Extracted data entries
______________________________

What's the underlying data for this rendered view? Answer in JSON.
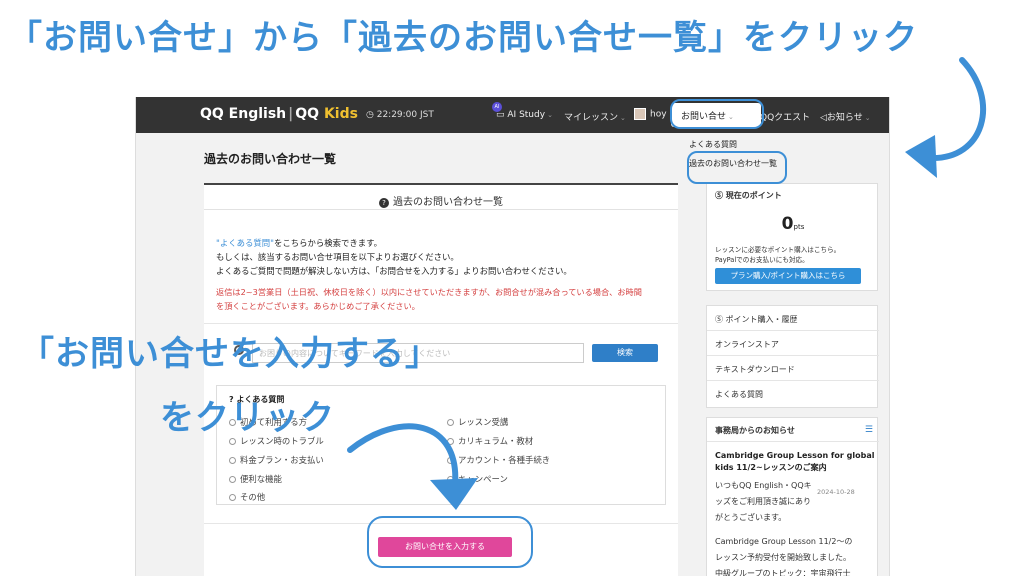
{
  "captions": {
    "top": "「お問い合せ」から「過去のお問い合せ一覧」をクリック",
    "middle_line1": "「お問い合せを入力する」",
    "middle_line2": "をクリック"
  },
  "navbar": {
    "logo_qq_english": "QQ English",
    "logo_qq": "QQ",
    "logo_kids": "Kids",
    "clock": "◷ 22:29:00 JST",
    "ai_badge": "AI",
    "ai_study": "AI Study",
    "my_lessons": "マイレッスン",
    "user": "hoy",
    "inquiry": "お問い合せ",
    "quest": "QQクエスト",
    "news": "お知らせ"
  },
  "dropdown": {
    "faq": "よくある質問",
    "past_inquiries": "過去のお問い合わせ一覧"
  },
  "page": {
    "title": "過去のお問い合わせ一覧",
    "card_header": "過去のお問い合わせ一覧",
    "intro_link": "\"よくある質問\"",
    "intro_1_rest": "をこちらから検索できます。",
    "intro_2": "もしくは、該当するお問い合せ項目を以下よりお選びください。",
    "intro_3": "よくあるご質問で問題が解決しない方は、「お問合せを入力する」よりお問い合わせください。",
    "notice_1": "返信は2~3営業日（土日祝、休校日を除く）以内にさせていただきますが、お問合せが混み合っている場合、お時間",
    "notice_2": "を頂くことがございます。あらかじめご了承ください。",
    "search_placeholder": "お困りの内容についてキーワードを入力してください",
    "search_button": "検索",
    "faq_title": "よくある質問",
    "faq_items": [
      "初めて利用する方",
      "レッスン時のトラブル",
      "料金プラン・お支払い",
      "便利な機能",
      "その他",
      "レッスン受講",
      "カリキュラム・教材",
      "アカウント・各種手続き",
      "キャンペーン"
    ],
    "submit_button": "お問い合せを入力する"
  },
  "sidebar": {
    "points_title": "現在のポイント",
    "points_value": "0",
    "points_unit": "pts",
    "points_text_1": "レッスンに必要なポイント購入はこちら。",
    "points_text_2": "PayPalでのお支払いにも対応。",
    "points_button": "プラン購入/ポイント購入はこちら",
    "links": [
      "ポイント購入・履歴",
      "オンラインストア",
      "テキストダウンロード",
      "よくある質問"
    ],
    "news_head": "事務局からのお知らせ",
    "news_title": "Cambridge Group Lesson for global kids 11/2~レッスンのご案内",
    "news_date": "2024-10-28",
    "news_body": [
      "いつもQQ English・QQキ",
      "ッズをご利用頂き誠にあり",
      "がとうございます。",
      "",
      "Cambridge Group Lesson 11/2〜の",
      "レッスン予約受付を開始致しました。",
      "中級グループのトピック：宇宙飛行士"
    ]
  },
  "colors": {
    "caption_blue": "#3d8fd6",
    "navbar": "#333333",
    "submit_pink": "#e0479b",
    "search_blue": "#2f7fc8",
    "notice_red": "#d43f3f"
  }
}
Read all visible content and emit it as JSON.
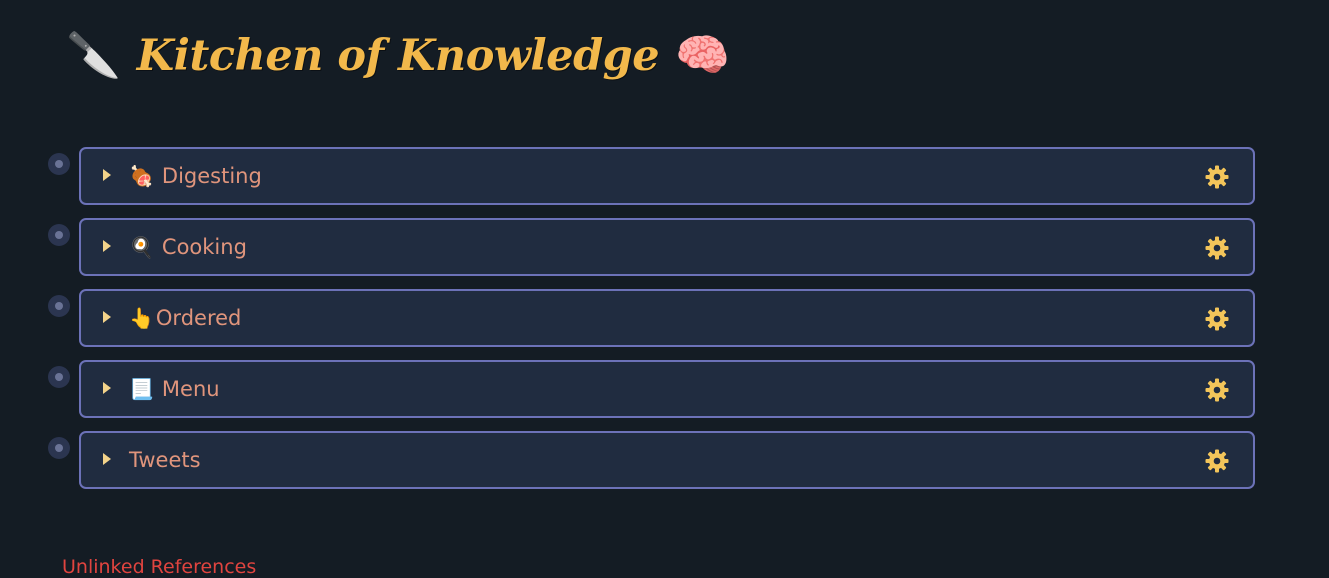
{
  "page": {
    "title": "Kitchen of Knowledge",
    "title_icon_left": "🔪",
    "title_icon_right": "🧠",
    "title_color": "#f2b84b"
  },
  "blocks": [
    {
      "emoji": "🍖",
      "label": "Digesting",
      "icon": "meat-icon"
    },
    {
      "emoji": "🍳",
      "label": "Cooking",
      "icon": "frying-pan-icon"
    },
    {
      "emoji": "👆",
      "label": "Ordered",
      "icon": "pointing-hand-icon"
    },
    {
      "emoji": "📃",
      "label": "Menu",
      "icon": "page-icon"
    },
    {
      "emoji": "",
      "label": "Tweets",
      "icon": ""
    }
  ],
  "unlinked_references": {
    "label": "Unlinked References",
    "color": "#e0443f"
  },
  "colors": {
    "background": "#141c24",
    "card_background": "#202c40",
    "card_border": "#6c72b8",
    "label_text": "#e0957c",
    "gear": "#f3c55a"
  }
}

______________________________

> _What is required_: Write out all the entries again, word for word, and print no images.

> _Result of this exercise_:
What's the underlying data for this rendered view? Answer in JSON.
{
  "captions": {
    "top": "「お問い合せ」から「過去のお問い合せ一覧」をクリック",
    "middle_line1": "「お問い合せを入力する」",
    "middle_line2": "をクリック"
  },
  "navbar": {
    "logo_qq_english": "QQ English",
    "logo_qq": "QQ",
    "logo_kids": "Kids",
    "clock": "◷ 22:29:00 JST",
    "ai_badge": "AI",
    "ai_study": "AI Study",
    "my_lessons": "マイレッスン",
    "user": "hoy",
    "inquiry": "お問い合せ",
    "quest": "QQクエスト",
    "news": "お知らせ"
  },
  "dropdown": {
    "faq": "よくある質問",
    "past_inquiries": "過去のお問い合わせ一覧"
  },
  "page": {
    "title": "過去のお問い合わせ一覧",
    "card_header": "過去のお問い合わせ一覧",
    "intro_link": "\"よくある質問\"",
    "intro_1_rest": "をこちらから検索できます。",
    "intro_2": "もしくは、該当するお問い合せ項目を以下よりお選びください。",
    "intro_3": "よくあるご質問で問題が解決しない方は、「お問合せを入力する」よりお問い合わせください。",
    "notice_1": "返信は2~3営業日（土日祝、休校日を除く）以内にさせていただきますが、お問合せが混み合っている場合、お時間",
    "notice_2": "を頂くことがございます。あらかじめご了承ください。",
    "search_placeholder": "お困りの内容についてキーワードを入力してください",
    "search_button": "検索",
    "faq_title": "よくある質問",
    "faq_items": [
      "初めて利用する方",
      "レッスン時のトラブル",
      "料金プラン・お支払い",
      "便利な機能",
      "その他",
      "レッスン受講",
      "カリキュラム・教材",
      "アカウント・各種手続き",
      "キャンペーン"
    ],
    "submit_button": "お問い合せを入力する"
  },
  "sidebar": {
    "points_title": "現在のポイント",
    "points_value": "0",
    "points_unit": "pts",
    "points_text_1": "レッスンに必要なポイント購入はこちら。",
    "points_text_2": "PayPalでのお支払いにも対応。",
    "points_button": "プラン購入/ポイント購入はこちら",
    "links": [
      "ポイント購入・履歴",
      "オンラインストア",
      "テキストダウンロード",
      "よくある質問"
    ],
    "news_head": "事務局からのお知らせ",
    "news_title": "Cambridge Group Lesson for global kids 11/2~レッスンのご案内",
    "news_date": "2024-10-28",
    "news_body": [
      "いつもQQ English・QQキ",
      "ッズをご利用頂き誠にあり",
      "がとうございます。",
      "",
      "Cambridge Group Lesson 11/2〜の",
      "レッスン予約受付を開始致しました。",
      "中級グループのトピック：宇宙飛行士"
    ]
  },
  "colors": {
    "caption_blue": "#3d8fd6",
    "navbar": "#333333",
    "submit_pink": "#e0479b",
    "search_blue": "#2f7fc8",
    "notice_red": "#d43f3f"
  }
}
Read all visible content and emit it as JSON.
{
  "page": {
    "title": "Kitchen of Knowledge",
    "title_icon_left": "🔪",
    "title_icon_right": "🧠",
    "title_color": "#f2b84b"
  },
  "blocks": [
    {
      "emoji": "🍖",
      "label": "Digesting",
      "icon": "meat-icon"
    },
    {
      "emoji": "🍳",
      "label": "Cooking",
      "icon": "frying-pan-icon"
    },
    {
      "emoji": "👆",
      "label": "Ordered",
      "icon": "pointing-hand-icon"
    },
    {
      "emoji": "📃",
      "label": "Menu",
      "icon": "page-icon"
    },
    {
      "emoji": "",
      "label": "Tweets",
      "icon": ""
    }
  ],
  "unlinked_references": {
    "label": "Unlinked References",
    "color": "#e0443f"
  },
  "colors": {
    "background": "#141c24",
    "card_background": "#202c40",
    "card_border": "#6c72b8",
    "label_text": "#e0957c",
    "gear": "#f3c55a"
  }
}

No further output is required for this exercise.